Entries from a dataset

+ + + +

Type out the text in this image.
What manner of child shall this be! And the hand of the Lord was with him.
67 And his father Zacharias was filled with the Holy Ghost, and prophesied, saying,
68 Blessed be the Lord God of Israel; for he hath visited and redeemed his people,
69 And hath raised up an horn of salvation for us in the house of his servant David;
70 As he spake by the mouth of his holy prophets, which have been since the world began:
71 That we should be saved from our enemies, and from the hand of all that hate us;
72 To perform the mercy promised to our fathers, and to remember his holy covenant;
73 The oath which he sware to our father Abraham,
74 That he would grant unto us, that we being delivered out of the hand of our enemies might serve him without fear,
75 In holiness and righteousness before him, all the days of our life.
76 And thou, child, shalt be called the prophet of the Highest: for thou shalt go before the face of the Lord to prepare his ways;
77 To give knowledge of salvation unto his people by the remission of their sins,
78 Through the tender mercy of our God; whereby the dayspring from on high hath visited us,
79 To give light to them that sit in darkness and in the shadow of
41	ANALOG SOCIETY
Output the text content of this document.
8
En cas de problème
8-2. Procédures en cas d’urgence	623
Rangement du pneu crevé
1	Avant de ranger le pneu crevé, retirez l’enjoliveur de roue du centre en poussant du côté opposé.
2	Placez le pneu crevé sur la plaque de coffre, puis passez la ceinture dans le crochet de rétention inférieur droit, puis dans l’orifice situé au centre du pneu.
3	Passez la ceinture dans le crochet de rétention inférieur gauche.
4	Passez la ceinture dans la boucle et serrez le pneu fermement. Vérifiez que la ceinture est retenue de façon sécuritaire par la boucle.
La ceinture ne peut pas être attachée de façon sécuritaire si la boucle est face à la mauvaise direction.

+ + + +

- EXERCISE DIRECTIONS
Look through the material above and pick out each line holding the word "that".

- RESPONSE FOR THIS EXERCISE
71 That we should be saved from our enemies, and from the hand of all that hate us;
74 That he would grant unto us, that we being delivered out of the hand of our enemies might serve him without fear,
79 To give light to them that sit in darkness and in the shadow of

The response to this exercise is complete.